[Begin]
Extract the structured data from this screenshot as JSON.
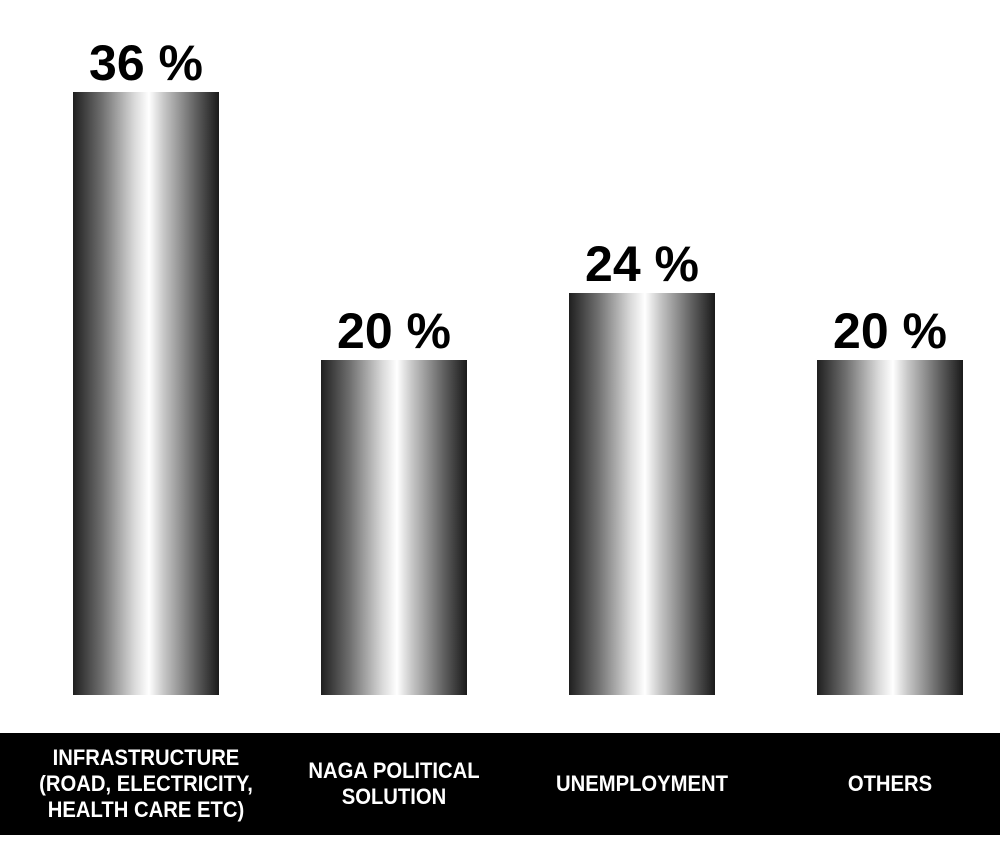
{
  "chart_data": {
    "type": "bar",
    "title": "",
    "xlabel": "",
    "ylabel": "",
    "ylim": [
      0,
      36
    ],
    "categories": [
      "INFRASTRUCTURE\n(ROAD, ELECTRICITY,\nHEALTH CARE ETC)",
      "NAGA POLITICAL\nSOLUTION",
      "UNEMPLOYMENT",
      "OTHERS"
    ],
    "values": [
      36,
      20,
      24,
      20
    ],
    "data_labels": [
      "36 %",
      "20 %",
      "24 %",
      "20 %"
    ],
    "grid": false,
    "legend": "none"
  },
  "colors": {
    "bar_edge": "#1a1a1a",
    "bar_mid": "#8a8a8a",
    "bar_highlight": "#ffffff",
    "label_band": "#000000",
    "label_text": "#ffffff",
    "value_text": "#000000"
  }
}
[End]
[Begin]
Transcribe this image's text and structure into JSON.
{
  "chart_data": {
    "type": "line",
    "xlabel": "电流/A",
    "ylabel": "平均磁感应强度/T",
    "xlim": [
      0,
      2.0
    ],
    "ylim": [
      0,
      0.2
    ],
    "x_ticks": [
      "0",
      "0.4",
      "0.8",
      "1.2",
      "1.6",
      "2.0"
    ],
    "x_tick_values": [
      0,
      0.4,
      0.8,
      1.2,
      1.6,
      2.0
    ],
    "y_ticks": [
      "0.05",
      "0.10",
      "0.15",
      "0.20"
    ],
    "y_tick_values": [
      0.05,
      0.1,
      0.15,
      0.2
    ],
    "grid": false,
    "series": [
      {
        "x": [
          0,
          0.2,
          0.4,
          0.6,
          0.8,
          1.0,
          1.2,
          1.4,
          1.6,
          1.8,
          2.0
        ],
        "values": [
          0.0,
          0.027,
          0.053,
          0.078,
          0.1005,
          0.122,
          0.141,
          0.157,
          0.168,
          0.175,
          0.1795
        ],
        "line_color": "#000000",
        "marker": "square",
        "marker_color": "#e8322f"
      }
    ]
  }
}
[End]
[Begin]
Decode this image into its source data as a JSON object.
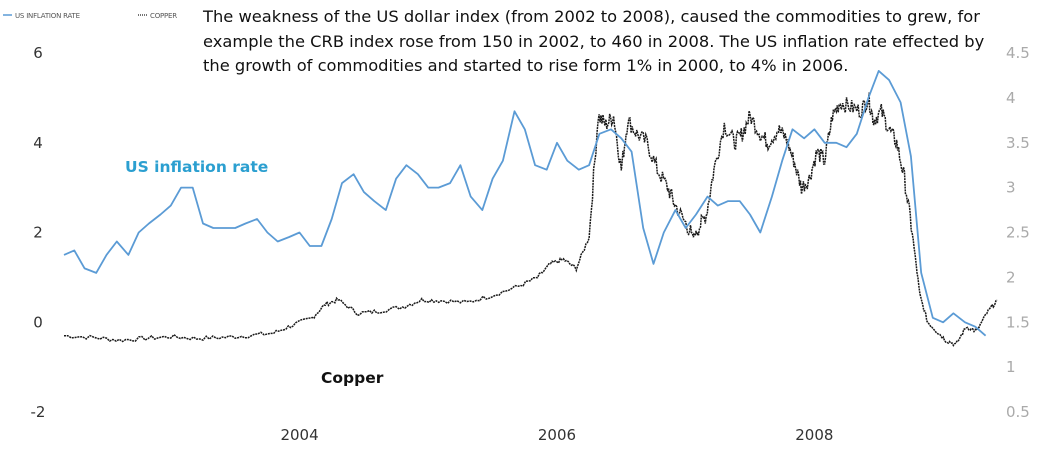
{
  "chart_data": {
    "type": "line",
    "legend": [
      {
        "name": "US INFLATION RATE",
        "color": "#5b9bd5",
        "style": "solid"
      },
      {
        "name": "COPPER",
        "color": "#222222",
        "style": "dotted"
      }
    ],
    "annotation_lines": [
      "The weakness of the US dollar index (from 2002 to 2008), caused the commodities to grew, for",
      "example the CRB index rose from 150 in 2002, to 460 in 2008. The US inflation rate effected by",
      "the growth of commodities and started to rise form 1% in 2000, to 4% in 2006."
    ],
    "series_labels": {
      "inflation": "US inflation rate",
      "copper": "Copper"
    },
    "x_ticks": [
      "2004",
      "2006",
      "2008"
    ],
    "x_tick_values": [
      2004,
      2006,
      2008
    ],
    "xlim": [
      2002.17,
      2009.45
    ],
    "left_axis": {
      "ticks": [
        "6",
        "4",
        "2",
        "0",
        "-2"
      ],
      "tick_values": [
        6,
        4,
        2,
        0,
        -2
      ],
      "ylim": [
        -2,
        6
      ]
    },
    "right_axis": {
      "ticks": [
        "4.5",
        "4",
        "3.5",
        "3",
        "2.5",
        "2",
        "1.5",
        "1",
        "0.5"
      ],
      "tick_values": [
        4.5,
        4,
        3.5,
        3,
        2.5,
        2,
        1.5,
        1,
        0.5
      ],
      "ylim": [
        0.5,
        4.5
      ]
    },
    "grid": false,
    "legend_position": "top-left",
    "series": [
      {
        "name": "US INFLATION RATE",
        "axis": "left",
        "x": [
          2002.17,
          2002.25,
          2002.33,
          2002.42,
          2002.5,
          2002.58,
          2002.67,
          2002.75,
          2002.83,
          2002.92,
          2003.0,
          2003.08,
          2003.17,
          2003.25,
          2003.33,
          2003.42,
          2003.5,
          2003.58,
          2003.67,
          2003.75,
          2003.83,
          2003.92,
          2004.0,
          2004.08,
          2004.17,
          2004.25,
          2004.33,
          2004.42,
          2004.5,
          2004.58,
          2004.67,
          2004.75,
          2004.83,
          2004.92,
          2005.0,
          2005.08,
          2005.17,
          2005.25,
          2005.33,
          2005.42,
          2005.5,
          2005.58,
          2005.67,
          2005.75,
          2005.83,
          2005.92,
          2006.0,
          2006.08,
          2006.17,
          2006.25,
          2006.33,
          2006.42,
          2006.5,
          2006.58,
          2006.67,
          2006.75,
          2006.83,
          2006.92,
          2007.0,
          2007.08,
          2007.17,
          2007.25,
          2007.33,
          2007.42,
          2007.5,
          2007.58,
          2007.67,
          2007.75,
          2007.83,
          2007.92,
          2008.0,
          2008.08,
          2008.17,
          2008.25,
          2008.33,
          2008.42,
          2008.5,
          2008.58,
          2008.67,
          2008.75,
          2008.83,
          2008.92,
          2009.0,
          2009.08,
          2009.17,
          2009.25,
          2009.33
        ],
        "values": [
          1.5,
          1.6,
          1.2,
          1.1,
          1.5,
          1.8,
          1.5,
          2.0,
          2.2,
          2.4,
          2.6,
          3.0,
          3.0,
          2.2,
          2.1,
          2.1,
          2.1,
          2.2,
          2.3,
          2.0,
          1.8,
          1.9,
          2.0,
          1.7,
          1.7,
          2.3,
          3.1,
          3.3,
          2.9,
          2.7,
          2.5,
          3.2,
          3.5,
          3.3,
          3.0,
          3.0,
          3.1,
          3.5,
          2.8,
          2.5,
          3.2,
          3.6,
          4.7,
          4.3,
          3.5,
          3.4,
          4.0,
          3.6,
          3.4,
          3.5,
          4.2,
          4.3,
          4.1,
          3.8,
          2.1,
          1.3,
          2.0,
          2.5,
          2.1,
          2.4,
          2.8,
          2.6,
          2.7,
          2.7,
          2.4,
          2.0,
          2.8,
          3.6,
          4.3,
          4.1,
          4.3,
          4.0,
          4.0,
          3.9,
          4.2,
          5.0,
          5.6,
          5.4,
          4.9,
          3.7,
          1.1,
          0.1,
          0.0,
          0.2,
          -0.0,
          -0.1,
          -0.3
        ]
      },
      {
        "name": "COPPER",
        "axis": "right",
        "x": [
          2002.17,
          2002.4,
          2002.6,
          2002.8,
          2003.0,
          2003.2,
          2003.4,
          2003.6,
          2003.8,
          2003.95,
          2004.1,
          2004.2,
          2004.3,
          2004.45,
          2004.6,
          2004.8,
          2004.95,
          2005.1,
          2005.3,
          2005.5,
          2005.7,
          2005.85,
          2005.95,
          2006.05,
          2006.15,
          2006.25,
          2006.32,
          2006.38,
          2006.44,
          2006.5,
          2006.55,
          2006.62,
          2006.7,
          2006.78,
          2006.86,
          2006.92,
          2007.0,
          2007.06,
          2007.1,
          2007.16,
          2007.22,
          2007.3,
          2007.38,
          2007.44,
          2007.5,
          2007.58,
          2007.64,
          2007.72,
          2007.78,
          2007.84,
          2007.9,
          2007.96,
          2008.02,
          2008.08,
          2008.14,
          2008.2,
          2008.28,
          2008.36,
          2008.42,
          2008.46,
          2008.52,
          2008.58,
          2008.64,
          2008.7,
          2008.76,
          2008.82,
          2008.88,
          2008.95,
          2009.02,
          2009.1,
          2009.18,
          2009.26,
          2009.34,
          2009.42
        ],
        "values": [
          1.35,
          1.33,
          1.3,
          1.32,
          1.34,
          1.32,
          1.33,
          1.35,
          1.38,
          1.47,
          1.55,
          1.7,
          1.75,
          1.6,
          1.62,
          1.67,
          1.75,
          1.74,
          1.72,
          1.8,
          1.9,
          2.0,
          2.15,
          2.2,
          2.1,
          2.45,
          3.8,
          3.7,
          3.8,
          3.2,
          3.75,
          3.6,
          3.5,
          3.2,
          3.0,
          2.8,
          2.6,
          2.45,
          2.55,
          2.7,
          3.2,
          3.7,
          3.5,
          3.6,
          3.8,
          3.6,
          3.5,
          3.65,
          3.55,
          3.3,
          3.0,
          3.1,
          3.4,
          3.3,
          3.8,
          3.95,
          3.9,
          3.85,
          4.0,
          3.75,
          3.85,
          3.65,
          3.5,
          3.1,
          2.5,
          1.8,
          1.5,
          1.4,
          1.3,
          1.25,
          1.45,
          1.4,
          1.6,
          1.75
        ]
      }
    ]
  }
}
[End]
▶ **Written problem**
Search the entries for the word "ffffff", then list each line that holds it.

▶ **Expected output**
    "bar_highlight": "#ffffff",
    "label_text": "#ffffff",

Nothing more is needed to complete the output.